(Excerpts from a figure dataset)
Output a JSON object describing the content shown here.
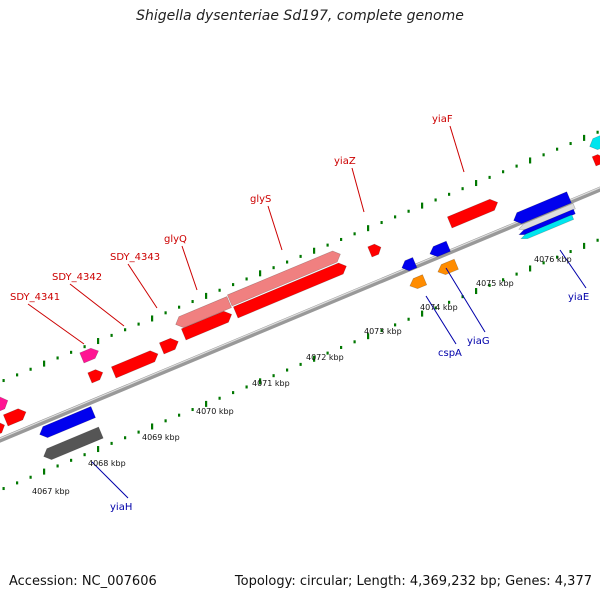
{
  "title": "Shigella dysenteriae Sd197, complete genome",
  "footer": {
    "accession": "Accession: NC_007606",
    "summary": "Topology: circular; Length: 4,369,232 bp; Genes: 4,377"
  },
  "colors": {
    "red": "#ff0000",
    "pink": "#f08080",
    "magenta": "#ff1493",
    "blue": "#0000ee",
    "gray": "#666666",
    "orange": "#ff8c00",
    "cyan": "#00e5ee",
    "tick_green": "#007700",
    "backbone": "#999999",
    "label_red": "#cc0000",
    "label_blue": "#0000aa"
  },
  "kbp_labels": [
    {
      "text": "4067 kbp"
    },
    {
      "text": "4068 kbp"
    },
    {
      "text": "4069 kbp"
    },
    {
      "text": "4070 kbp"
    },
    {
      "text": "4071 kbp"
    },
    {
      "text": "4072 kbp"
    },
    {
      "text": "4073 kbp"
    },
    {
      "text": "4074 kbp"
    },
    {
      "text": "4075 kbp"
    },
    {
      "text": "4076 kbp"
    }
  ],
  "gene_labels_top": [
    {
      "name": "SDY_4341"
    },
    {
      "name": "SDY_4342"
    },
    {
      "name": "SDY_4343"
    },
    {
      "name": "glyQ"
    },
    {
      "name": "glyS"
    },
    {
      "name": "yiaZ"
    },
    {
      "name": "yiaF"
    }
  ],
  "gene_labels_bottom": [
    {
      "name": "yiaH"
    },
    {
      "name": "cspA"
    },
    {
      "name": "yiaG"
    },
    {
      "name": "yiaE"
    }
  ]
}
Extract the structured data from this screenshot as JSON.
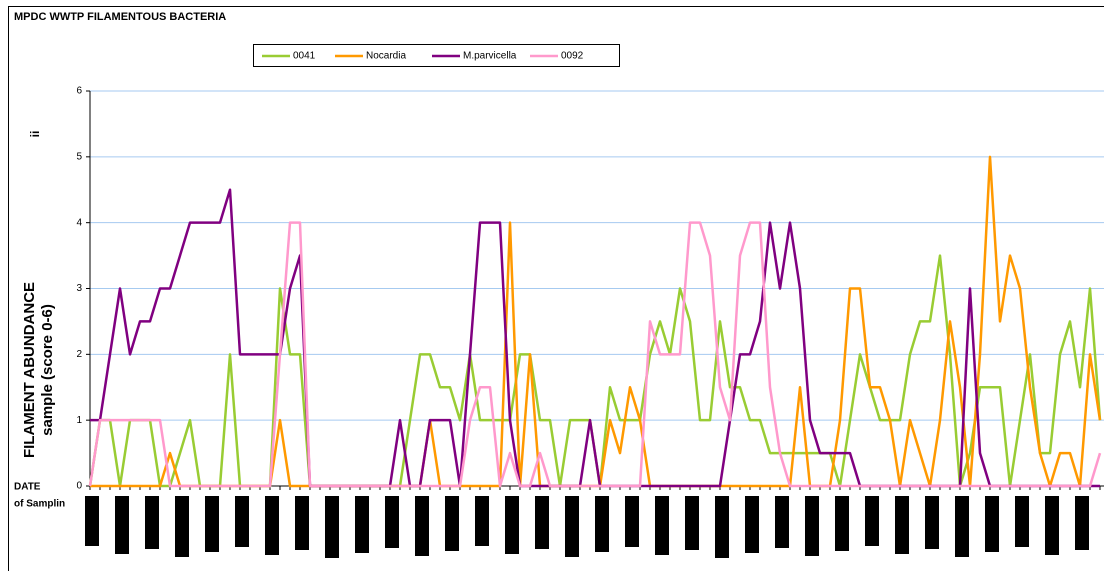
{
  "chart_data": {
    "type": "line",
    "title": "MPDC WWTP FILAMENTOUS BACTERIA",
    "y_label": [
      "FILAMENT ABUNDANCE",
      "sample (score 0-6)"
    ],
    "y_label_mark": "ii",
    "x_label": [
      "DATE",
      "of Samplin"
    ],
    "ylim": [
      0,
      6
    ],
    "yticks": [
      0,
      1,
      2,
      3,
      4,
      5,
      6
    ],
    "grid": true,
    "categories": [
      null,
      null,
      null,
      null,
      null,
      null,
      null,
      null,
      null,
      null,
      null,
      null,
      null,
      null,
      null,
      null,
      null,
      null,
      null,
      null,
      null,
      null,
      null,
      null,
      null,
      null,
      null,
      null,
      null,
      null,
      null,
      null,
      null,
      null,
      null,
      null,
      null,
      null,
      null,
      null,
      null,
      null,
      null,
      null,
      null,
      null,
      null,
      null,
      null,
      null,
      null,
      null,
      null,
      null,
      null,
      null,
      null,
      null,
      null,
      null,
      null,
      null,
      null,
      null,
      null,
      null,
      null,
      null,
      null,
      null,
      null,
      null,
      null,
      null,
      null,
      null,
      null,
      null,
      null,
      null,
      null,
      null,
      null,
      null,
      null,
      null,
      null,
      null,
      null,
      null,
      null,
      null,
      null,
      null,
      null,
      null,
      null,
      null,
      null,
      null,
      null,
      null
    ],
    "series": [
      {
        "name": "0041",
        "color": "#99cc33",
        "values": [
          0,
          1,
          1,
          0,
          1,
          1,
          1,
          0,
          0,
          0.5,
          1,
          0,
          0,
          0,
          2,
          0,
          0,
          0,
          0,
          3,
          2,
          2,
          0,
          0,
          0,
          0,
          0,
          0,
          0,
          0,
          0,
          0,
          1,
          2,
          2,
          1.5,
          1.5,
          1,
          2,
          1,
          1,
          1,
          1,
          2,
          2,
          1,
          1,
          0,
          1,
          1,
          1,
          0,
          1.5,
          1,
          1,
          1,
          2,
          2.5,
          2,
          3,
          2.5,
          1,
          1,
          2.5,
          1.5,
          1.5,
          1,
          1,
          0.5,
          0.5,
          0.5,
          0.5,
          0.5,
          0.5,
          0.5,
          0,
          1,
          2,
          1.5,
          1,
          1,
          1,
          2,
          2.5,
          2.5,
          3.5,
          2,
          0,
          0.5,
          1.5,
          1.5,
          1.5,
          0,
          1,
          2,
          0.5,
          0.5,
          2,
          2.5,
          1.5,
          3,
          1
        ]
      },
      {
        "name": "Nocardia",
        "color": "#ff9900",
        "values": [
          0,
          0,
          0,
          0,
          0,
          0,
          0,
          0,
          0.5,
          0,
          0,
          0,
          0,
          0,
          0,
          0,
          0,
          0,
          0,
          1,
          0,
          0,
          0,
          0,
          0,
          0,
          0,
          0,
          0,
          0,
          0,
          0,
          0,
          0,
          1,
          0,
          0,
          0,
          0,
          0,
          0,
          0,
          4,
          0,
          2,
          0,
          0,
          0,
          0,
          0,
          0,
          0,
          1,
          0.5,
          1.5,
          1,
          0,
          0,
          0,
          0,
          0,
          0,
          0,
          0,
          0,
          0,
          0,
          0,
          0,
          0,
          0,
          1.5,
          0,
          0,
          0,
          1,
          3,
          3,
          1.5,
          1.5,
          1,
          0,
          1,
          0.5,
          0,
          1,
          2.5,
          1.5,
          0,
          2,
          5,
          2.5,
          3.5,
          3,
          1.5,
          0.5,
          0,
          0.5,
          0.5,
          0,
          2,
          1
        ]
      },
      {
        "name": "M.parvicella",
        "color": "#800080",
        "values": [
          1,
          1,
          2,
          3,
          2,
          2.5,
          2.5,
          3,
          3,
          3.5,
          4,
          4,
          4,
          4,
          4.5,
          2,
          2,
          2,
          2,
          2,
          3,
          3.5,
          0,
          0,
          0,
          0,
          0,
          0,
          0,
          0,
          0,
          1,
          0,
          0,
          1,
          1,
          1,
          0,
          2,
          4,
          4,
          4,
          1,
          0,
          0,
          0,
          0,
          0,
          0,
          0,
          1,
          0,
          0,
          0,
          0,
          0,
          0,
          0,
          0,
          0,
          0,
          0,
          0,
          0,
          1,
          2,
          2,
          2.5,
          4,
          3,
          4,
          3,
          1,
          0.5,
          0.5,
          0.5,
          0.5,
          0,
          0,
          0,
          0,
          0,
          0,
          0,
          0,
          0,
          0,
          0,
          3,
          0.5,
          0,
          0,
          0,
          0,
          0,
          0,
          0,
          0,
          0,
          0,
          0,
          0
        ]
      },
      {
        "name": "0092",
        "color": "#ff99cc",
        "values": [
          0,
          1,
          1,
          1,
          1,
          1,
          1,
          1,
          0,
          0,
          0,
          0,
          0,
          0,
          0,
          0,
          0,
          0,
          0,
          2,
          4,
          4,
          0,
          0,
          0,
          0,
          0,
          0,
          0,
          0,
          0,
          0,
          0,
          0,
          0,
          0,
          0,
          0,
          1,
          1.5,
          1.5,
          0,
          0.5,
          0,
          0,
          0.5,
          0,
          0,
          0,
          0,
          0,
          0,
          0,
          0,
          0,
          0,
          2.5,
          2,
          2,
          2,
          4,
          4,
          3.5,
          1.5,
          1,
          3.5,
          4,
          4,
          1.5,
          0.5,
          0,
          0,
          0,
          0,
          0,
          0,
          0,
          0,
          0,
          0,
          0,
          0,
          0,
          0,
          0,
          0,
          0,
          0,
          0,
          0,
          0,
          0,
          0,
          0,
          0,
          0,
          0,
          0,
          0,
          0,
          0,
          0.5
        ]
      }
    ]
  }
}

> EXERCISE DETAILS: Once the pictures are removed, output the entries above exactly as given.

> OUTPUT FOR THIS EXERCISE:
Output a JSON object describing the content shown here.
{
  "title": "Shigella dysenteriae Sd197, complete genome",
  "footer": {
    "accession": "Accession: NC_007606",
    "summary": "Topology: circular; Length: 4,369,232 bp; Genes: 4,377"
  },
  "colors": {
    "red": "#ff0000",
    "pink": "#f08080",
    "magenta": "#ff1493",
    "blue": "#0000ee",
    "gray": "#666666",
    "orange": "#ff8c00",
    "cyan": "#00e5ee",
    "tick_green": "#007700",
    "backbone": "#999999",
    "label_red": "#cc0000",
    "label_blue": "#0000aa"
  },
  "kbp_labels": [
    {
      "text": "4067 kbp"
    },
    {
      "text": "4068 kbp"
    },
    {
      "text": "4069 kbp"
    },
    {
      "text": "4070 kbp"
    },
    {
      "text": "4071 kbp"
    },
    {
      "text": "4072 kbp"
    },
    {
      "text": "4073 kbp"
    },
    {
      "text": "4074 kbp"
    },
    {
      "text": "4075 kbp"
    },
    {
      "text": "4076 kbp"
    }
  ],
  "gene_labels_top": [
    {
      "name": "SDY_4341"
    },
    {
      "name": "SDY_4342"
    },
    {
      "name": "SDY_4343"
    },
    {
      "name": "glyQ"
    },
    {
      "name": "glyS"
    },
    {
      "name": "yiaZ"
    },
    {
      "name": "yiaF"
    }
  ],
  "gene_labels_bottom": [
    {
      "name": "yiaH"
    },
    {
      "name": "cspA"
    },
    {
      "name": "yiaG"
    },
    {
      "name": "yiaE"
    }
  ]
}
Extract the structured data from this screenshot as JSON.
{
  "chart_data": {
    "type": "line",
    "title": "MPDC WWTP FILAMENTOUS BACTERIA",
    "y_label": [
      "FILAMENT ABUNDANCE",
      "sample (score 0-6)"
    ],
    "y_label_mark": "ii",
    "x_label": [
      "DATE",
      "of Samplin"
    ],
    "ylim": [
      0,
      6
    ],
    "yticks": [
      0,
      1,
      2,
      3,
      4,
      5,
      6
    ],
    "grid": true,
    "categories": [
      null,
      null,
      null,
      null,
      null,
      null,
      null,
      null,
      null,
      null,
      null,
      null,
      null,
      null,
      null,
      null,
      null,
      null,
      null,
      null,
      null,
      null,
      null,
      null,
      null,
      null,
      null,
      null,
      null,
      null,
      null,
      null,
      null,
      null,
      null,
      null,
      null,
      null,
      null,
      null,
      null,
      null,
      null,
      null,
      null,
      null,
      null,
      null,
      null,
      null,
      null,
      null,
      null,
      null,
      null,
      null,
      null,
      null,
      null,
      null,
      null,
      null,
      null,
      null,
      null,
      null,
      null,
      null,
      null,
      null,
      null,
      null,
      null,
      null,
      null,
      null,
      null,
      null,
      null,
      null,
      null,
      null,
      null,
      null,
      null,
      null,
      null,
      null,
      null,
      null,
      null,
      null,
      null,
      null,
      null,
      null,
      null,
      null,
      null,
      null,
      null,
      null
    ],
    "series": [
      {
        "name": "0041",
        "color": "#99cc33",
        "values": [
          0,
          1,
          1,
          0,
          1,
          1,
          1,
          0,
          0,
          0.5,
          1,
          0,
          0,
          0,
          2,
          0,
          0,
          0,
          0,
          3,
          2,
          2,
          0,
          0,
          0,
          0,
          0,
          0,
          0,
          0,
          0,
          0,
          1,
          2,
          2,
          1.5,
          1.5,
          1,
          2,
          1,
          1,
          1,
          1,
          2,
          2,
          1,
          1,
          0,
          1,
          1,
          1,
          0,
          1.5,
          1,
          1,
          1,
          2,
          2.5,
          2,
          3,
          2.5,
          1,
          1,
          2.5,
          1.5,
          1.5,
          1,
          1,
          0.5,
          0.5,
          0.5,
          0.5,
          0.5,
          0.5,
          0.5,
          0,
          1,
          2,
          1.5,
          1,
          1,
          1,
          2,
          2.5,
          2.5,
          3.5,
          2,
          0,
          0.5,
          1.5,
          1.5,
          1.5,
          0,
          1,
          2,
          0.5,
          0.5,
          2,
          2.5,
          1.5,
          3,
          1
        ]
      },
      {
        "name": "Nocardia",
        "color": "#ff9900",
        "values": [
          0,
          0,
          0,
          0,
          0,
          0,
          0,
          0,
          0.5,
          0,
          0,
          0,
          0,
          0,
          0,
          0,
          0,
          0,
          0,
          1,
          0,
          0,
          0,
          0,
          0,
          0,
          0,
          0,
          0,
          0,
          0,
          0,
          0,
          0,
          1,
          0,
          0,
          0,
          0,
          0,
          0,
          0,
          4,
          0,
          2,
          0,
          0,
          0,
          0,
          0,
          0,
          0,
          1,
          0.5,
          1.5,
          1,
          0,
          0,
          0,
          0,
          0,
          0,
          0,
          0,
          0,
          0,
          0,
          0,
          0,
          0,
          0,
          1.5,
          0,
          0,
          0,
          1,
          3,
          3,
          1.5,
          1.5,
          1,
          0,
          1,
          0.5,
          0,
          1,
          2.5,
          1.5,
          0,
          2,
          5,
          2.5,
          3.5,
          3,
          1.5,
          0.5,
          0,
          0.5,
          0.5,
          0,
          2,
          1
        ]
      },
      {
        "name": "M.parvicella",
        "color": "#800080",
        "values": [
          1,
          1,
          2,
          3,
          2,
          2.5,
          2.5,
          3,
          3,
          3.5,
          4,
          4,
          4,
          4,
          4.5,
          2,
          2,
          2,
          2,
          2,
          3,
          3.5,
          0,
          0,
          0,
          0,
          0,
          0,
          0,
          0,
          0,
          1,
          0,
          0,
          1,
          1,
          1,
          0,
          2,
          4,
          4,
          4,
          1,
          0,
          0,
          0,
          0,
          0,
          0,
          0,
          1,
          0,
          0,
          0,
          0,
          0,
          0,
          0,
          0,
          0,
          0,
          0,
          0,
          0,
          1,
          2,
          2,
          2.5,
          4,
          3,
          4,
          3,
          1,
          0.5,
          0.5,
          0.5,
          0.5,
          0,
          0,
          0,
          0,
          0,
          0,
          0,
          0,
          0,
          0,
          0,
          3,
          0.5,
          0,
          0,
          0,
          0,
          0,
          0,
          0,
          0,
          0,
          0,
          0,
          0
        ]
      },
      {
        "name": "0092",
        "color": "#ff99cc",
        "values": [
          0,
          1,
          1,
          1,
          1,
          1,
          1,
          1,
          0,
          0,
          0,
          0,
          0,
          0,
          0,
          0,
          0,
          0,
          0,
          2,
          4,
          4,
          0,
          0,
          0,
          0,
          0,
          0,
          0,
          0,
          0,
          0,
          0,
          0,
          0,
          0,
          0,
          0,
          1,
          1.5,
          1.5,
          0,
          0.5,
          0,
          0,
          0.5,
          0,
          0,
          0,
          0,
          0,
          0,
          0,
          0,
          0,
          0,
          2.5,
          2,
          2,
          2,
          4,
          4,
          3.5,
          1.5,
          1,
          3.5,
          4,
          4,
          1.5,
          0.5,
          0,
          0,
          0,
          0,
          0,
          0,
          0,
          0,
          0,
          0,
          0,
          0,
          0,
          0,
          0,
          0,
          0,
          0,
          0,
          0,
          0,
          0,
          0,
          0,
          0,
          0,
          0,
          0,
          0,
          0,
          0,
          0.5
        ]
      }
    ]
  }
}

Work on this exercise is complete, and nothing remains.